------ DATASET RECORDS ------
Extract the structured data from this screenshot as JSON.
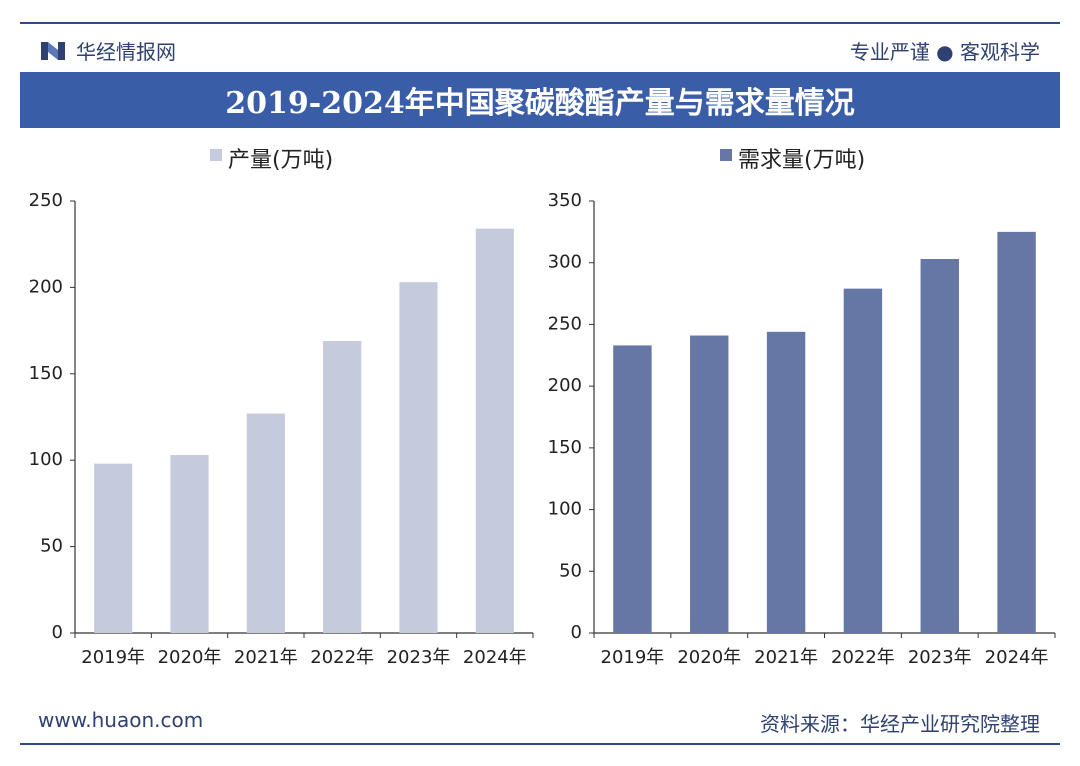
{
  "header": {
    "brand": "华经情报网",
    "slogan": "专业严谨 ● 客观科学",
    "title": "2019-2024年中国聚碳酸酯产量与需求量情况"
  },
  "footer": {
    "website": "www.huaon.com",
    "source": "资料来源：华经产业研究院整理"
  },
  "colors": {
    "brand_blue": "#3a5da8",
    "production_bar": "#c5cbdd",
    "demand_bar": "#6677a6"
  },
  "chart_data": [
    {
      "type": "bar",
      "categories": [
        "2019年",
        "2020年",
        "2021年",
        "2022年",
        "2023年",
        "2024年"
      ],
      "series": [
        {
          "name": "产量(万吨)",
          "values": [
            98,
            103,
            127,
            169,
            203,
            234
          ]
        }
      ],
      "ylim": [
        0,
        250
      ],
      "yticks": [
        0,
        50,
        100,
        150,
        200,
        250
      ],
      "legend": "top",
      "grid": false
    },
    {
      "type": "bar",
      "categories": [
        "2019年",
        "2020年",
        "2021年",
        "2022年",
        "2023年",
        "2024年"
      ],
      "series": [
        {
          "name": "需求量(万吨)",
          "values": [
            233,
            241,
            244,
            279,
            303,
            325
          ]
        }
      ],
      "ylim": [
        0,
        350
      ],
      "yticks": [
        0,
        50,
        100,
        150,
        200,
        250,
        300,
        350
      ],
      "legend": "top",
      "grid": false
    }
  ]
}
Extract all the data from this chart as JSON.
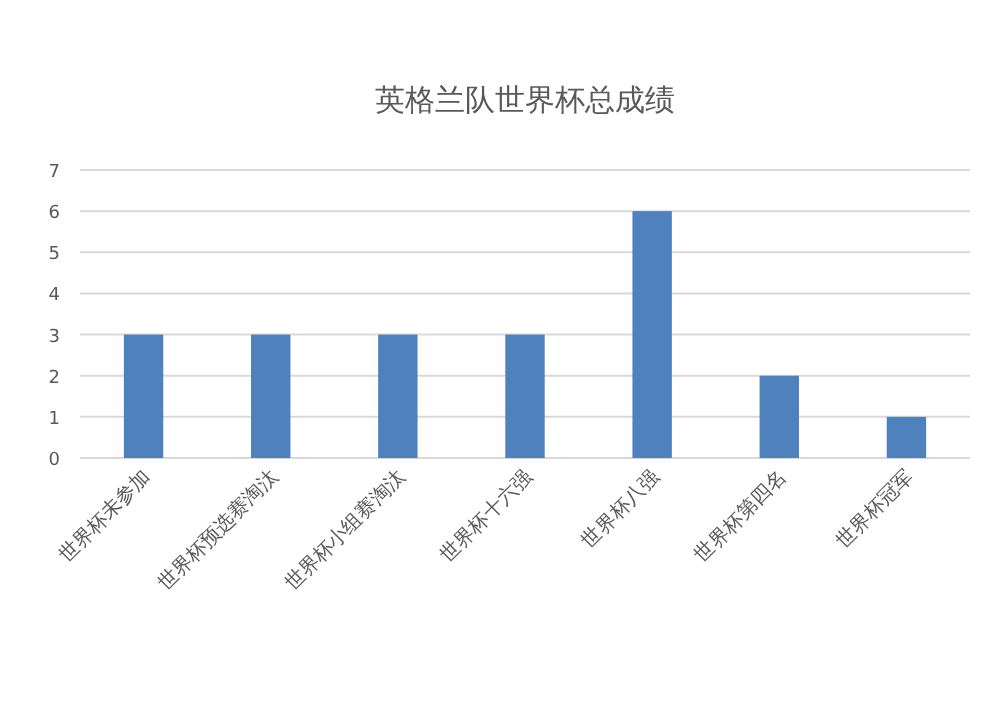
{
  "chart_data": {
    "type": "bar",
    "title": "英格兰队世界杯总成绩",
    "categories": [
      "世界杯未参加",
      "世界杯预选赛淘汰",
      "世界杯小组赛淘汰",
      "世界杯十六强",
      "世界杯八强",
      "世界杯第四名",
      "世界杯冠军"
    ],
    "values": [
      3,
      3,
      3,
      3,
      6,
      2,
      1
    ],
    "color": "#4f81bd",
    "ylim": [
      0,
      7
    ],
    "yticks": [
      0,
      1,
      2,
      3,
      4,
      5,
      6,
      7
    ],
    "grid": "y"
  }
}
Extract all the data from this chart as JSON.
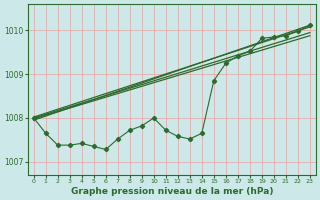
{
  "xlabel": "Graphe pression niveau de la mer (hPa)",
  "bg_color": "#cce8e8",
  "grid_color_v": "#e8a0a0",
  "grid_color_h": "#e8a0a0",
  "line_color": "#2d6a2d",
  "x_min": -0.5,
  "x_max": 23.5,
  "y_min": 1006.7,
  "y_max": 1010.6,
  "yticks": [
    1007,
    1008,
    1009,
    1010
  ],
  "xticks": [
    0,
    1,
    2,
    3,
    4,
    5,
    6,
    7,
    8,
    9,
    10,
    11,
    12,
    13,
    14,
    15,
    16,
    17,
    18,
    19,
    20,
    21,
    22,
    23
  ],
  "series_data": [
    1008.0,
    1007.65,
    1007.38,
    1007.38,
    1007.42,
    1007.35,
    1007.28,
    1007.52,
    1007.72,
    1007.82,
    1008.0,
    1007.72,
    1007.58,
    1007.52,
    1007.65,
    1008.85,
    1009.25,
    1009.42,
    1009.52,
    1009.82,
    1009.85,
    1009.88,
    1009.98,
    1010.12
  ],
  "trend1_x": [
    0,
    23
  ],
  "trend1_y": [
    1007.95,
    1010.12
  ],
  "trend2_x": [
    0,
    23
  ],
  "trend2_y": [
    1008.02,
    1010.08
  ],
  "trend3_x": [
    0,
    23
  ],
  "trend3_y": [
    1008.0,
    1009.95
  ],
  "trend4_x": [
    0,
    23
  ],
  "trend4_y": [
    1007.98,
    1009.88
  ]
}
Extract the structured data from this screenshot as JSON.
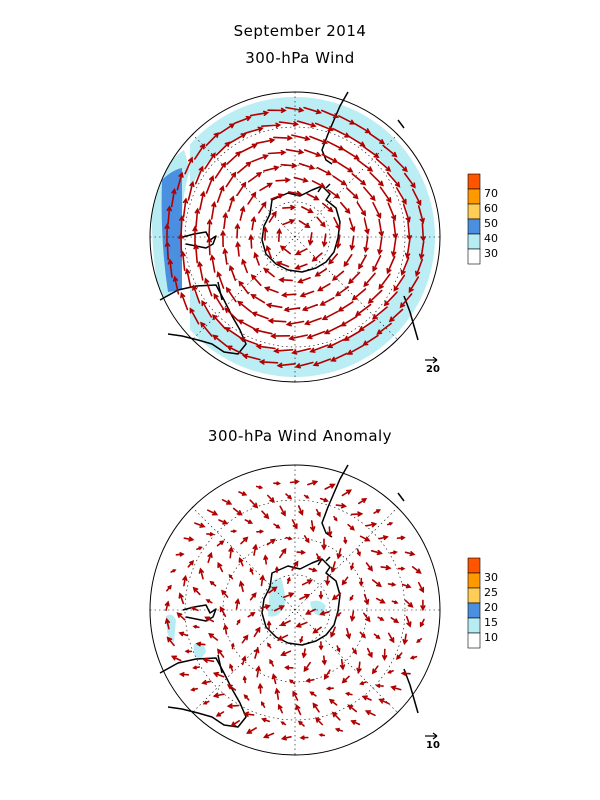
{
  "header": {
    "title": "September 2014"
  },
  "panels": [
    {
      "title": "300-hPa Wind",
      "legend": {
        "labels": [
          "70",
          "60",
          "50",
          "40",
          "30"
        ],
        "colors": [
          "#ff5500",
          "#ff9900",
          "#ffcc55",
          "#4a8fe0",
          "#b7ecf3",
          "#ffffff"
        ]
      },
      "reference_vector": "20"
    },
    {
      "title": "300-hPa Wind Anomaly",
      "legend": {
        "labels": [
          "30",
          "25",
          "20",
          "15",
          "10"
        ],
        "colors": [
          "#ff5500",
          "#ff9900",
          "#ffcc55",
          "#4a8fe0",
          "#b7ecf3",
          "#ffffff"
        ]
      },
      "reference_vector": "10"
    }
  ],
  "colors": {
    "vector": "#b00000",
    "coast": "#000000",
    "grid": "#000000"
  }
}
------
WHAT IS BEING ASKED
Copy the material shown above in full and exactly. Skip the pictures.

EXPECTED OUTPUT
Extract the structured data from this screenshot as JSON.
{
  "header": {
    "brand": "华经情报网",
    "slogan": "专业严谨 ● 客观科学",
    "title": "2019-2024年中国聚碳酸酯产量与需求量情况"
  },
  "footer": {
    "website": "www.huaon.com",
    "source": "资料来源：华经产业研究院整理"
  },
  "colors": {
    "brand_blue": "#3a5da8",
    "production_bar": "#c5cbdd",
    "demand_bar": "#6677a6"
  },
  "chart_data": [
    {
      "type": "bar",
      "categories": [
        "2019年",
        "2020年",
        "2021年",
        "2022年",
        "2023年",
        "2024年"
      ],
      "series": [
        {
          "name": "产量(万吨)",
          "values": [
            98,
            103,
            127,
            169,
            203,
            234
          ]
        }
      ],
      "ylim": [
        0,
        250
      ],
      "yticks": [
        0,
        50,
        100,
        150,
        200,
        250
      ],
      "legend": "top",
      "grid": false
    },
    {
      "type": "bar",
      "categories": [
        "2019年",
        "2020年",
        "2021年",
        "2022年",
        "2023年",
        "2024年"
      ],
      "series": [
        {
          "name": "需求量(万吨)",
          "values": [
            233,
            241,
            244,
            279,
            303,
            325
          ]
        }
      ],
      "ylim": [
        0,
        350
      ],
      "yticks": [
        0,
        50,
        100,
        150,
        200,
        250,
        300,
        350
      ],
      "legend": "top",
      "grid": false
    }
  ]
}
Extract all the data from this chart as JSON.
{
  "chart_data": {
    "type": "bar",
    "title": "英格兰队世界杯总成绩",
    "categories": [
      "世界杯未参加",
      "世界杯预选赛淘汰",
      "世界杯小组赛淘汰",
      "世界杯十六强",
      "世界杯八强",
      "世界杯第四名",
      "世界杯冠军"
    ],
    "values": [
      3,
      3,
      3,
      3,
      6,
      2,
      1
    ],
    "color": "#4f81bd",
    "ylim": [
      0,
      7
    ],
    "yticks": [
      0,
      1,
      2,
      3,
      4,
      5,
      6,
      7
    ],
    "grid": "y"
  }
}
Extract all the data from this chart as JSON.
{
  "xlabel": "Graphe pression niveau de la mer (hPa)",
  "bg_color": "#cce8e8",
  "grid_color_v": "#e8a0a0",
  "grid_color_h": "#e8a0a0",
  "line_color": "#2d6a2d",
  "x_min": -0.5,
  "x_max": 23.5,
  "y_min": 1006.7,
  "y_max": 1010.6,
  "yticks": [
    1007,
    1008,
    1009,
    1010
  ],
  "xticks": [
    0,
    1,
    2,
    3,
    4,
    5,
    6,
    7,
    8,
    9,
    10,
    11,
    12,
    13,
    14,
    15,
    16,
    17,
    18,
    19,
    20,
    21,
    22,
    23
  ],
  "series_data": [
    1008.0,
    1007.65,
    1007.38,
    1007.38,
    1007.42,
    1007.35,
    1007.28,
    1007.52,
    1007.72,
    1007.82,
    1008.0,
    1007.72,
    1007.58,
    1007.52,
    1007.65,
    1008.85,
    1009.25,
    1009.42,
    1009.52,
    1009.82,
    1009.85,
    1009.88,
    1009.98,
    1010.12
  ],
  "trend1_x": [
    0,
    23
  ],
  "trend1_y": [
    1007.95,
    1010.12
  ],
  "trend2_x": [
    0,
    23
  ],
  "trend2_y": [
    1008.02,
    1010.08
  ],
  "trend3_x": [
    0,
    23
  ],
  "trend3_y": [
    1008.0,
    1009.95
  ],
  "trend4_x": [
    0,
    23
  ],
  "trend4_y": [
    1007.98,
    1009.88
  ]
}
Extract the structured data from this screenshot as JSON.
{
  "header": {
    "title": "September 2014"
  },
  "panels": [
    {
      "title": "300-hPa Wind",
      "legend": {
        "labels": [
          "70",
          "60",
          "50",
          "40",
          "30"
        ],
        "colors": [
          "#ff5500",
          "#ff9900",
          "#ffcc55",
          "#4a8fe0",
          "#b7ecf3",
          "#ffffff"
        ]
      },
      "reference_vector": "20"
    },
    {
      "title": "300-hPa Wind Anomaly",
      "legend": {
        "labels": [
          "30",
          "25",
          "20",
          "15",
          "10"
        ],
        "colors": [
          "#ff5500",
          "#ff9900",
          "#ffcc55",
          "#4a8fe0",
          "#b7ecf3",
          "#ffffff"
        ]
      },
      "reference_vector": "10"
    }
  ],
  "colors": {
    "vector": "#b00000",
    "coast": "#000000",
    "grid": "#000000"
  }
}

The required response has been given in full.